■ Extracted material:

════════════════

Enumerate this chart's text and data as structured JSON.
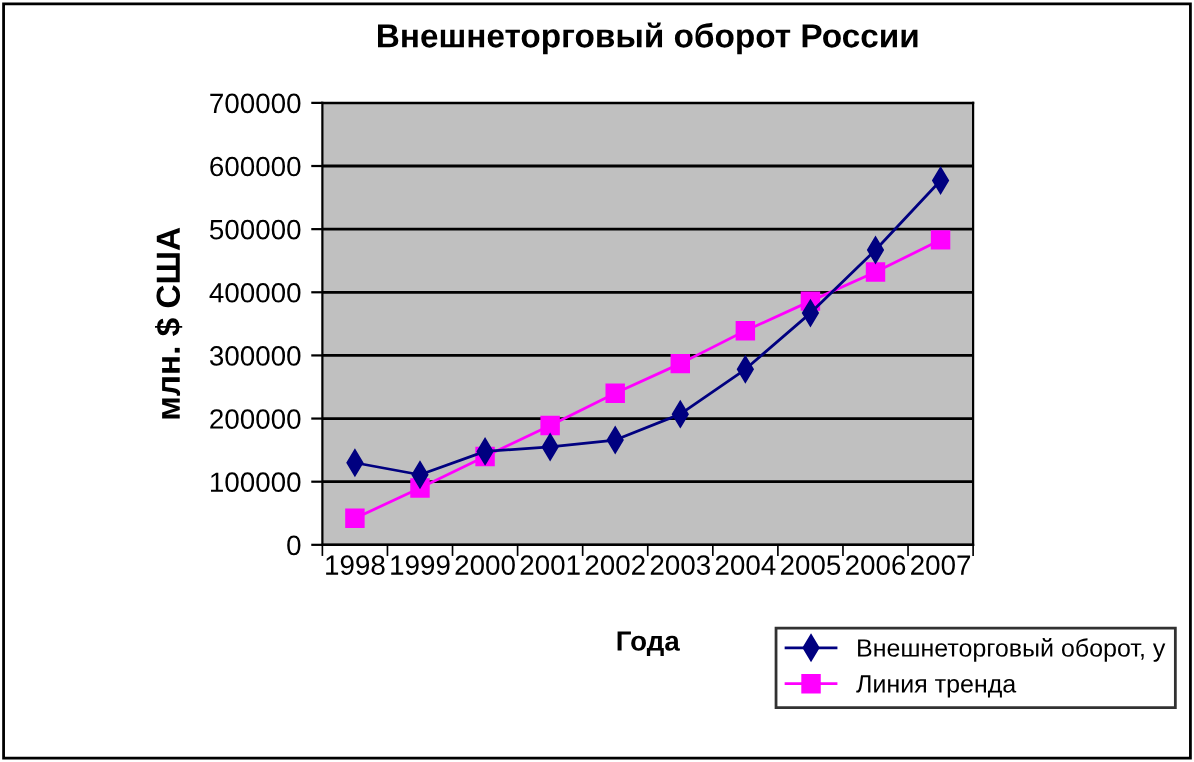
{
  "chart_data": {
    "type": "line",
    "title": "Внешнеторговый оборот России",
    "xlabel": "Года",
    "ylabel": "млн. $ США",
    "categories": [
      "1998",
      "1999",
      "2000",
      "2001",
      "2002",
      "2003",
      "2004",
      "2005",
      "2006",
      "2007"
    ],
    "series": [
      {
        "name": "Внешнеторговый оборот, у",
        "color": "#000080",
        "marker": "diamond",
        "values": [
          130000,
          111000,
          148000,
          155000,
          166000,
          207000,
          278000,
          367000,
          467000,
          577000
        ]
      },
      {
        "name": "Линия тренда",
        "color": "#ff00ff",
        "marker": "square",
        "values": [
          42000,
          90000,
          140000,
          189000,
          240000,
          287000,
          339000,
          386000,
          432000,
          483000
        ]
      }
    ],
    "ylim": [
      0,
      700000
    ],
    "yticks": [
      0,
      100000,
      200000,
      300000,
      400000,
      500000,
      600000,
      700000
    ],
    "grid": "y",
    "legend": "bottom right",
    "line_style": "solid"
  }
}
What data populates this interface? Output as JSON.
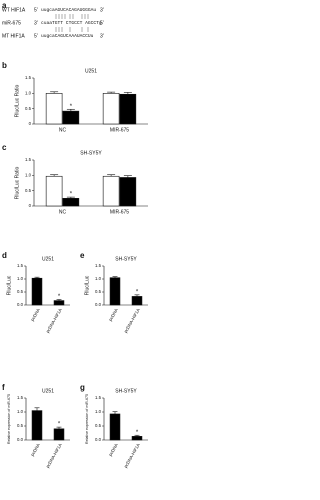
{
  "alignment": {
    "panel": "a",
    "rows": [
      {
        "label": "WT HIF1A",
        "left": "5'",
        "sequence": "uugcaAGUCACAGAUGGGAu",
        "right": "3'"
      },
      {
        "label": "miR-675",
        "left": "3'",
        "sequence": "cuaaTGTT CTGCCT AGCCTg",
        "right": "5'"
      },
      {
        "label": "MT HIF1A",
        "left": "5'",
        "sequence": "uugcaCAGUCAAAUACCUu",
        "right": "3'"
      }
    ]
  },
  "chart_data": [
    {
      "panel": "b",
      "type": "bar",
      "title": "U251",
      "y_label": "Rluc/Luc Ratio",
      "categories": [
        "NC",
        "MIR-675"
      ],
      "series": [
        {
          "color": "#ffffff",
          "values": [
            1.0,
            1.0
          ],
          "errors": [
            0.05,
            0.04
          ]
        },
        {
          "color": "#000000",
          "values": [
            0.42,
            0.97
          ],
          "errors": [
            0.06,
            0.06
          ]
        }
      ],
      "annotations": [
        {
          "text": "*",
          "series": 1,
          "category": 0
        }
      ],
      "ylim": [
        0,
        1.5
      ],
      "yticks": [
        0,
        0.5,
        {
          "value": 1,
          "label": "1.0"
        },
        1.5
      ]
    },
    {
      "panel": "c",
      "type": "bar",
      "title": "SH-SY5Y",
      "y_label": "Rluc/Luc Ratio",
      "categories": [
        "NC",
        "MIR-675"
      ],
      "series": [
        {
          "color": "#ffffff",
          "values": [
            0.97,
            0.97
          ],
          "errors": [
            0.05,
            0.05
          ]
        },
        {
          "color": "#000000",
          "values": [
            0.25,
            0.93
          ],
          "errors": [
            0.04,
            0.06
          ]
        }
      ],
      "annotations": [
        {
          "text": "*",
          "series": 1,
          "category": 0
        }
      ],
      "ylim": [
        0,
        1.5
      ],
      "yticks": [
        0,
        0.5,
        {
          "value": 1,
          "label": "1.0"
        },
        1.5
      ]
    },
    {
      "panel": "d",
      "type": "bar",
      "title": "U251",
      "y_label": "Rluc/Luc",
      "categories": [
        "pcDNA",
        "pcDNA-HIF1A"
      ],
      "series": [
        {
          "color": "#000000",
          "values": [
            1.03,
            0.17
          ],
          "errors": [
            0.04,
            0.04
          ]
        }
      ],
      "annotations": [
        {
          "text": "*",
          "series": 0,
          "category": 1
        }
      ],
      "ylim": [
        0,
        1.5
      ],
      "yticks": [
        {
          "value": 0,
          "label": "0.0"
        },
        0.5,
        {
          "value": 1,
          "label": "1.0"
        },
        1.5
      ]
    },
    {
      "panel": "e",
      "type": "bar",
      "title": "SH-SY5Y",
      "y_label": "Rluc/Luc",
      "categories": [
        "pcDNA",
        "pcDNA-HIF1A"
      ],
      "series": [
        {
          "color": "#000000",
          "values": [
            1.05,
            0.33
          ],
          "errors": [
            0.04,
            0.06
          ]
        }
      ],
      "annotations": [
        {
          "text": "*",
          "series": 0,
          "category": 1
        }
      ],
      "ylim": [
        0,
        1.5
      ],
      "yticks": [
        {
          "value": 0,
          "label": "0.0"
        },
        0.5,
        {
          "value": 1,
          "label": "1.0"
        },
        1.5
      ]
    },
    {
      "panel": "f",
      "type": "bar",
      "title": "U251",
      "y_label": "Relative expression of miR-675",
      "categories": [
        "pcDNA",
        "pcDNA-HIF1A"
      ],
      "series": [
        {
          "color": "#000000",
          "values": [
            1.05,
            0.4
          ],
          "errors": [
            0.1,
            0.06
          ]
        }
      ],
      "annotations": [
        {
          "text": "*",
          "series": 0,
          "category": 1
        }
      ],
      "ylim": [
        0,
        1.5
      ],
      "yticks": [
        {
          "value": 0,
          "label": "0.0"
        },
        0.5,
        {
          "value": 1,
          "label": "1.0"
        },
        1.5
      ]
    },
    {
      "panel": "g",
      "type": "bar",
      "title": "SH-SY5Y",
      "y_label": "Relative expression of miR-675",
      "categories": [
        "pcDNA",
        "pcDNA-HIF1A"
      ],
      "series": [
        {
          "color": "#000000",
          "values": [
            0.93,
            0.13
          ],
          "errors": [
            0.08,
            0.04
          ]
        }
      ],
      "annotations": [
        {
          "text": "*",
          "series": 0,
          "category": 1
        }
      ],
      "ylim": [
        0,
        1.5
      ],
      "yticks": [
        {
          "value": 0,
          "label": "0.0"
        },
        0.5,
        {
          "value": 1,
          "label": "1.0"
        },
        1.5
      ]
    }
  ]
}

════════════════

Check each line of the records above for "panel", and copy those that have it.

■ Written reply:
    "panel": "a",
      "panel": "b",
      "panel": "c",
      "panel": "d",
      "panel": "e",
      "panel": "f",
      "panel": "g",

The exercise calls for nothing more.